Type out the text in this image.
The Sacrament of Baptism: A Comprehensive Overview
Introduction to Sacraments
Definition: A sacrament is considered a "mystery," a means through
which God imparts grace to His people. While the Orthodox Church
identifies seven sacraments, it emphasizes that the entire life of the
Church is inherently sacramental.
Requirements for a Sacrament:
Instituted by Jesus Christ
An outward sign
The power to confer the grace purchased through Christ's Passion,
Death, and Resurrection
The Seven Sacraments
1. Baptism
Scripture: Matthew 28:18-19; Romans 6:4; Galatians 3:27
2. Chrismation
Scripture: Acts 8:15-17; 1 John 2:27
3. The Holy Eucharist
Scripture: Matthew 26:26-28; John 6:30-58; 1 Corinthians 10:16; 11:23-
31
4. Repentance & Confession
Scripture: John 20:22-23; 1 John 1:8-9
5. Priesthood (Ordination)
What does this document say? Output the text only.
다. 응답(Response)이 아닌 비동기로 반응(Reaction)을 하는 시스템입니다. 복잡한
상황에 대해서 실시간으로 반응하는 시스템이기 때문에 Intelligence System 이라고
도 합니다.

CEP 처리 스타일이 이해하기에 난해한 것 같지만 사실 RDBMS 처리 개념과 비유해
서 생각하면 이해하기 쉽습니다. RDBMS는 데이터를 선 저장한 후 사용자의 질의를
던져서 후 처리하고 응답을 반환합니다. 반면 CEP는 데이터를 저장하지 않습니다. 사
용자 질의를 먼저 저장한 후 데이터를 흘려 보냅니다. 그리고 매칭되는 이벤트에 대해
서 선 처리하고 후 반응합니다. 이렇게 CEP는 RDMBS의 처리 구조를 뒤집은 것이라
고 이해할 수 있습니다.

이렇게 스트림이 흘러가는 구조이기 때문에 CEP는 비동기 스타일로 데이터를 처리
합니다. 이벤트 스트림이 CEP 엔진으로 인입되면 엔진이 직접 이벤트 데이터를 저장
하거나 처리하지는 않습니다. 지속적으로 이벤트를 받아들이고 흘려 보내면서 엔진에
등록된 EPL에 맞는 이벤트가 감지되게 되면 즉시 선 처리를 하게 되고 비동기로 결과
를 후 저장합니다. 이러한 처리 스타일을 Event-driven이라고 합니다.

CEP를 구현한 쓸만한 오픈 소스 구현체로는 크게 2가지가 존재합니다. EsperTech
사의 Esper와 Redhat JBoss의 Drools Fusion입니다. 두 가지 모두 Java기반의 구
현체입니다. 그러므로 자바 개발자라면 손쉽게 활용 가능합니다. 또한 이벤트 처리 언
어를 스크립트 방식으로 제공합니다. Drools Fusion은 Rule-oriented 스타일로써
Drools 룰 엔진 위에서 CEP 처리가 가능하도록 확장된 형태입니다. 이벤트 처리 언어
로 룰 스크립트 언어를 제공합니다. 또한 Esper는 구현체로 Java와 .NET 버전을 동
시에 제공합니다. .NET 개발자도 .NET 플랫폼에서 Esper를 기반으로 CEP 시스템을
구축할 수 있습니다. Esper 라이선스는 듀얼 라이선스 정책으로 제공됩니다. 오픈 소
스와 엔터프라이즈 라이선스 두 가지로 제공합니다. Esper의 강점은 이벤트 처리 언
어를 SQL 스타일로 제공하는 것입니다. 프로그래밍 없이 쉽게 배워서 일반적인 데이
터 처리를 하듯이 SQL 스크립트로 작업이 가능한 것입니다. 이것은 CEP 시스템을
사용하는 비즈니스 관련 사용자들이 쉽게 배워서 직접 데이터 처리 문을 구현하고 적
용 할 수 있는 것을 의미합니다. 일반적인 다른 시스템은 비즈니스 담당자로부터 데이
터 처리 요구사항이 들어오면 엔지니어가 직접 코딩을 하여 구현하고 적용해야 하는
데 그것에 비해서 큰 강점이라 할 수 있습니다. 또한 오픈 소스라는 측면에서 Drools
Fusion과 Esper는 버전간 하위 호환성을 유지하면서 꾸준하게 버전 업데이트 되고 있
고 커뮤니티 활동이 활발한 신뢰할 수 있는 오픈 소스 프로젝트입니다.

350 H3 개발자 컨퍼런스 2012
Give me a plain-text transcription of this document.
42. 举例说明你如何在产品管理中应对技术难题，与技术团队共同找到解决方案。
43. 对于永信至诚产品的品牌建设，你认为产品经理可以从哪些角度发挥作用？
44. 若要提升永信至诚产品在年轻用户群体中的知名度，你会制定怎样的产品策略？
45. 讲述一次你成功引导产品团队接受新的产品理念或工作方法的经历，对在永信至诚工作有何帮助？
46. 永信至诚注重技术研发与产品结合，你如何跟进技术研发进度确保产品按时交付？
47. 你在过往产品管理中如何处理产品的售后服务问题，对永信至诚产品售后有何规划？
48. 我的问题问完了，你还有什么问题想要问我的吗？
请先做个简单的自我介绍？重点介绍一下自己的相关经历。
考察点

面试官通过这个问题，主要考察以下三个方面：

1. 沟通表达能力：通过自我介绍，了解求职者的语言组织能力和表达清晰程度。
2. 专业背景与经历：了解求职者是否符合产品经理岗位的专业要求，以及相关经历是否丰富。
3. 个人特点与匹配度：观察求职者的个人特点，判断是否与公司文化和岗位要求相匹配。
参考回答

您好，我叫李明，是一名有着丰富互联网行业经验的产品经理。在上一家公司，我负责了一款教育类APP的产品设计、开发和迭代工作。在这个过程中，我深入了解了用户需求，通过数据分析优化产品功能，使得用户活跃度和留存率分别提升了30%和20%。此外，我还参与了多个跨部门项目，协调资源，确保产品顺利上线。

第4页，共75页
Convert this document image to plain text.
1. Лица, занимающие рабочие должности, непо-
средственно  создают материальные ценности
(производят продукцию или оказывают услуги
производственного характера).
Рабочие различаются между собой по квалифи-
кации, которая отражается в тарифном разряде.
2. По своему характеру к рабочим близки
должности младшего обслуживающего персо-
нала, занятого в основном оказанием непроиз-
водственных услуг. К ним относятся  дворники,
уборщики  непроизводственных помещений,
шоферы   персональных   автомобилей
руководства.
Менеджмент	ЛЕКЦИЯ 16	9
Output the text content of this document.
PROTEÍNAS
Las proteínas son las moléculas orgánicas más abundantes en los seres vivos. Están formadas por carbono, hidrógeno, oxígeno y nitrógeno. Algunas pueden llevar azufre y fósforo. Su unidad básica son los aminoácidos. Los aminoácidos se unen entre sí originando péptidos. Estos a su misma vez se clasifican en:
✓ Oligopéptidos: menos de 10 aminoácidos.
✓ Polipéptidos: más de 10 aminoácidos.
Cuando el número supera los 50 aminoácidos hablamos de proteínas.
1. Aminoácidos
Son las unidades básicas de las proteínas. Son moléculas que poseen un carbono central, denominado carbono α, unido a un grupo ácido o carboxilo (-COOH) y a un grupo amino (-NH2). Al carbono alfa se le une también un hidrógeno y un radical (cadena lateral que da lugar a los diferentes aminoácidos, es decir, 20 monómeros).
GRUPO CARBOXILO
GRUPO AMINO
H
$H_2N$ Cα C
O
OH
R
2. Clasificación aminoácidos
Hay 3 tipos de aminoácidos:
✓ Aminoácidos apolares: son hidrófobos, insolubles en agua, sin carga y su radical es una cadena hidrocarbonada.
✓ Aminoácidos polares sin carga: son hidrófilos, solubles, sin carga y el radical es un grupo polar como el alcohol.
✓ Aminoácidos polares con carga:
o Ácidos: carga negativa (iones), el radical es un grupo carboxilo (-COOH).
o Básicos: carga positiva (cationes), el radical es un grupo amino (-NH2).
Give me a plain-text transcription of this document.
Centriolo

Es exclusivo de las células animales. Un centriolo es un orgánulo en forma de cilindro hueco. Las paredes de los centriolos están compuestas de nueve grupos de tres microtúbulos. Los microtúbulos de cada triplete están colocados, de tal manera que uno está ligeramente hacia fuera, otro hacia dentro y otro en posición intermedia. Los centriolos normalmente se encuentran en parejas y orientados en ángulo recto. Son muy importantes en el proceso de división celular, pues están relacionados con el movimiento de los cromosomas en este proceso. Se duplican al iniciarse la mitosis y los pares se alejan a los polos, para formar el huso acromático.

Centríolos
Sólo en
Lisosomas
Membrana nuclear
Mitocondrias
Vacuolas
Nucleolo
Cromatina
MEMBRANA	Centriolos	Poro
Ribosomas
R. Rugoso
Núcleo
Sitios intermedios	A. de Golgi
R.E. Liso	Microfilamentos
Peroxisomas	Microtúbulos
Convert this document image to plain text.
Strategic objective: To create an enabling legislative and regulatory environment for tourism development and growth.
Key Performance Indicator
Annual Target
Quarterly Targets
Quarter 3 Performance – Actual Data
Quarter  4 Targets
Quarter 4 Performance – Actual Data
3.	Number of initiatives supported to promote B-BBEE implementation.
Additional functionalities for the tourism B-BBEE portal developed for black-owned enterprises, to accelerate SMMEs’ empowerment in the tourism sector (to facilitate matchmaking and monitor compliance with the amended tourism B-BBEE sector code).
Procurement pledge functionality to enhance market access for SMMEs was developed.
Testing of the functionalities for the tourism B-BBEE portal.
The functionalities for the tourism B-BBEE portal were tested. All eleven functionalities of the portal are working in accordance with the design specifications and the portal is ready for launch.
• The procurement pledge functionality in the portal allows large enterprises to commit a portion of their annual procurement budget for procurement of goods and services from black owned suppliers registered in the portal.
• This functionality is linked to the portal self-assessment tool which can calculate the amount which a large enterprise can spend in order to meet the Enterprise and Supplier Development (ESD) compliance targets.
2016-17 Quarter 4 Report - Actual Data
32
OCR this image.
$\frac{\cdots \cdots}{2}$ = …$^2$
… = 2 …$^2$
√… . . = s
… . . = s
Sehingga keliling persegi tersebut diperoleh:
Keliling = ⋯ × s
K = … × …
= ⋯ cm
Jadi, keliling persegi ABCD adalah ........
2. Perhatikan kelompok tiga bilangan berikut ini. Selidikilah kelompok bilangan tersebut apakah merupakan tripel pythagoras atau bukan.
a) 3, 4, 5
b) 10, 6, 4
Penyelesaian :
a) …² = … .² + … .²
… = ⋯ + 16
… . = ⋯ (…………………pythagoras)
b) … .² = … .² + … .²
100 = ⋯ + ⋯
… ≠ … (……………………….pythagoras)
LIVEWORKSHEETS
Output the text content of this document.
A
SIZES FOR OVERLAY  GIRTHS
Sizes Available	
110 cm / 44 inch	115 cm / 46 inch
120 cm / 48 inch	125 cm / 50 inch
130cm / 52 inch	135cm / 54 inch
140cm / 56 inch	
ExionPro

=== What needs to be done ===
Tally the lines in the records above that contain the word "Actual", and give only that number.

=== Reply to the exercise ===
3